↓

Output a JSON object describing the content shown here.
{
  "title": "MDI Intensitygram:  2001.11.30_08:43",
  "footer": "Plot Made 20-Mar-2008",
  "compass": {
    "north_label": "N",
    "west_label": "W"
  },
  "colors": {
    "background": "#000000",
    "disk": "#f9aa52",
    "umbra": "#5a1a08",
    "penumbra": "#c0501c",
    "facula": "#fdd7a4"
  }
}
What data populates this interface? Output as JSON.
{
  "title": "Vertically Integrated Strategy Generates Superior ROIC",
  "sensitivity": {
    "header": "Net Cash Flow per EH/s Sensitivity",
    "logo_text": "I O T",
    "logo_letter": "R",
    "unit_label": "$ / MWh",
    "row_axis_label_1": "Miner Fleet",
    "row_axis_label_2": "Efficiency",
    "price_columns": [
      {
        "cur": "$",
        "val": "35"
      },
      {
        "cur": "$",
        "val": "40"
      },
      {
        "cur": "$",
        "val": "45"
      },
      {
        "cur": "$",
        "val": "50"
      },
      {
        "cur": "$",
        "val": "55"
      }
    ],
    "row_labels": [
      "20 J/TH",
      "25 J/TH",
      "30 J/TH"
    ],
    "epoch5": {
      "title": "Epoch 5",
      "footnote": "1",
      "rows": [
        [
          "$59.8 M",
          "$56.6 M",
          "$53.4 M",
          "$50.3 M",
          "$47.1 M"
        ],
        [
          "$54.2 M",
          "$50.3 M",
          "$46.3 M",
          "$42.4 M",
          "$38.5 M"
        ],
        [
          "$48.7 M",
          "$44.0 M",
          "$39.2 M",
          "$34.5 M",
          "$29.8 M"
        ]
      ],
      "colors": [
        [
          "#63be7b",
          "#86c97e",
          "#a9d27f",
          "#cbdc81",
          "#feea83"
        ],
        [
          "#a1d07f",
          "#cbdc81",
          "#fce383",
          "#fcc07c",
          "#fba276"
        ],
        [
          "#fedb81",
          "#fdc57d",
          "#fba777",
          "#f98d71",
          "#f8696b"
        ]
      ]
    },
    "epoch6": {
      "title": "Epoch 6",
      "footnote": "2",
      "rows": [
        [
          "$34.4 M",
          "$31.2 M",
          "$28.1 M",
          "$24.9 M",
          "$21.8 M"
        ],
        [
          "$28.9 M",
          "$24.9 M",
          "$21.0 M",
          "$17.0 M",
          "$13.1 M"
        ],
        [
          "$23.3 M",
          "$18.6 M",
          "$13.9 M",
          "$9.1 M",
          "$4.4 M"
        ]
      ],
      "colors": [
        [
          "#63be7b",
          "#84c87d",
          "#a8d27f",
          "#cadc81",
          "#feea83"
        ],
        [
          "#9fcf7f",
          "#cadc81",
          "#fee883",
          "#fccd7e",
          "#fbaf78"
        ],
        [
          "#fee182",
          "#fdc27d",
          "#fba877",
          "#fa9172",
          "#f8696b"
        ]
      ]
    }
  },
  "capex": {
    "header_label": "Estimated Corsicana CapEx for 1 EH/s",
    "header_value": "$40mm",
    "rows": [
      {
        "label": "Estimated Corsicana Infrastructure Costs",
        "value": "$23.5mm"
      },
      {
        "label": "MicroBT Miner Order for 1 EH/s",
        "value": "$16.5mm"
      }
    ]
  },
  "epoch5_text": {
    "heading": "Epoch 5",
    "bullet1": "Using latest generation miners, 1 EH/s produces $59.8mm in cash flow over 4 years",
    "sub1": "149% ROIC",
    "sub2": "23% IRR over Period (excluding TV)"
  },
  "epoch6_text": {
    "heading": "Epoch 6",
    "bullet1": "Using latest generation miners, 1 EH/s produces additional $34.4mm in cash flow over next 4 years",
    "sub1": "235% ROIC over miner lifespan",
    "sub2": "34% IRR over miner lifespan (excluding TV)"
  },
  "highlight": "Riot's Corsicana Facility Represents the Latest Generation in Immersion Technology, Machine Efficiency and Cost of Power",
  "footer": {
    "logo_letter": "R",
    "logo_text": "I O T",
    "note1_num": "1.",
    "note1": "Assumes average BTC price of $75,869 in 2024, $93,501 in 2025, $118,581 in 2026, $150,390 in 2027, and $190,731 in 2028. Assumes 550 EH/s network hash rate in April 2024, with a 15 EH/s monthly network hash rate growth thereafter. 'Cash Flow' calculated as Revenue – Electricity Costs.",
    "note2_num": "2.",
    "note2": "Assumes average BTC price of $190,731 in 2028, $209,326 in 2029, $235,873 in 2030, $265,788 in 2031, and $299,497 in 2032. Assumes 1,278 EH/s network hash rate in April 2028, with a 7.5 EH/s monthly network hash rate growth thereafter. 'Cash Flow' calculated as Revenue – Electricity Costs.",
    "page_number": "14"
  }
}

↑

▸ Exercise details:
The records above must be output exactly, in full.

▸ Expected output:
Output a JSON object describing the content shown here.
{
  "title": "MDI Intensitygram:  2001.11.30_08:43",
  "footer": "Plot Made 20-Mar-2008",
  "compass": {
    "north_label": "N",
    "west_label": "W"
  },
  "colors": {
    "background": "#000000",
    "disk": "#f9aa52",
    "umbra": "#5a1a08",
    "penumbra": "#c0501c",
    "facula": "#fdd7a4"
  }
}
What data populates this interface? Output as JSON.
{
  "title": "Vertically Integrated Strategy Generates Superior ROIC",
  "sensitivity": {
    "header": "Net Cash Flow per EH/s Sensitivity",
    "logo_text": "I O T",
    "logo_letter": "R",
    "unit_label": "$ / MWh",
    "row_axis_label_1": "Miner Fleet",
    "row_axis_label_2": "Efficiency",
    "price_columns": [
      {
        "cur": "$",
        "val": "35"
      },
      {
        "cur": "$",
        "val": "40"
      },
      {
        "cur": "$",
        "val": "45"
      },
      {
        "cur": "$",
        "val": "50"
      },
      {
        "cur": "$",
        "val": "55"
      }
    ],
    "row_labels": [
      "20 J/TH",
      "25 J/TH",
      "30 J/TH"
    ],
    "epoch5": {
      "title": "Epoch 5",
      "footnote": "1",
      "rows": [
        [
          "$59.8 M",
          "$56.6 M",
          "$53.4 M",
          "$50.3 M",
          "$47.1 M"
        ],
        [
          "$54.2 M",
          "$50.3 M",
          "$46.3 M",
          "$42.4 M",
          "$38.5 M"
        ],
        [
          "$48.7 M",
          "$44.0 M",
          "$39.2 M",
          "$34.5 M",
          "$29.8 M"
        ]
      ],
      "colors": [
        [
          "#63be7b",
          "#86c97e",
          "#a9d27f",
          "#cbdc81",
          "#feea83"
        ],
        [
          "#a1d07f",
          "#cbdc81",
          "#fce383",
          "#fcc07c",
          "#fba276"
        ],
        [
          "#fedb81",
          "#fdc57d",
          "#fba777",
          "#f98d71",
          "#f8696b"
        ]
      ]
    },
    "epoch6": {
      "title": "Epoch 6",
      "footnote": "2",
      "rows": [
        [
          "$34.4 M",
          "$31.2 M",
          "$28.1 M",
          "$24.9 M",
          "$21.8 M"
        ],
        [
          "$28.9 M",
          "$24.9 M",
          "$21.0 M",
          "$17.0 M",
          "$13.1 M"
        ],
        [
          "$23.3 M",
          "$18.6 M",
          "$13.9 M",
          "$9.1 M",
          "$4.4 M"
        ]
      ],
      "colors": [
        [
          "#63be7b",
          "#84c87d",
          "#a8d27f",
          "#cadc81",
          "#feea83"
        ],
        [
          "#9fcf7f",
          "#cadc81",
          "#fee883",
          "#fccd7e",
          "#fbaf78"
        ],
        [
          "#fee182",
          "#fdc27d",
          "#fba877",
          "#fa9172",
          "#f8696b"
        ]
      ]
    }
  },
  "capex": {
    "header_label": "Estimated Corsicana CapEx for 1 EH/s",
    "header_value": "$40mm",
    "rows": [
      {
        "label": "Estimated Corsicana Infrastructure Costs",
        "value": "$23.5mm"
      },
      {
        "label": "MicroBT Miner Order for 1 EH/s",
        "value": "$16.5mm"
      }
    ]
  },
  "epoch5_text": {
    "heading": "Epoch 5",
    "bullet1": "Using latest generation miners, 1 EH/s produces $59.8mm in cash flow over 4 years",
    "sub1": "149% ROIC",
    "sub2": "23% IRR over Period (excluding TV)"
  },
  "epoch6_text": {
    "heading": "Epoch 6",
    "bullet1": "Using latest generation miners, 1 EH/s produces additional $34.4mm in cash flow over next 4 years",
    "sub1": "235% ROIC over miner lifespan",
    "sub2": "34% IRR over miner lifespan (excluding TV)"
  },
  "highlight": "Riot's Corsicana Facility Represents the Latest Generation in Immersion Technology, Machine Efficiency and Cost of Power",
  "footer": {
    "logo_letter": "R",
    "logo_text": "I O T",
    "note1_num": "1.",
    "note1": "Assumes average BTC price of $75,869 in 2024, $93,501 in 2025, $118,581 in 2026, $150,390 in 2027, and $190,731 in 2028. Assumes 550 EH/s network hash rate in April 2024, with a 15 EH/s monthly network hash rate growth thereafter. 'Cash Flow' calculated as Revenue – Electricity Costs.",
    "note2_num": "2.",
    "note2": "Assumes average BTC price of $190,731 in 2028, $209,326 in 2029, $235,873 in 2030, $265,788 in 2031, and $299,497 in 2032. Assumes 1,278 EH/s network hash rate in April 2028, with a 7.5 EH/s monthly network hash rate growth thereafter. 'Cash Flow' calculated as Revenue – Electricity Costs.",
    "page_number": "14"
  }
}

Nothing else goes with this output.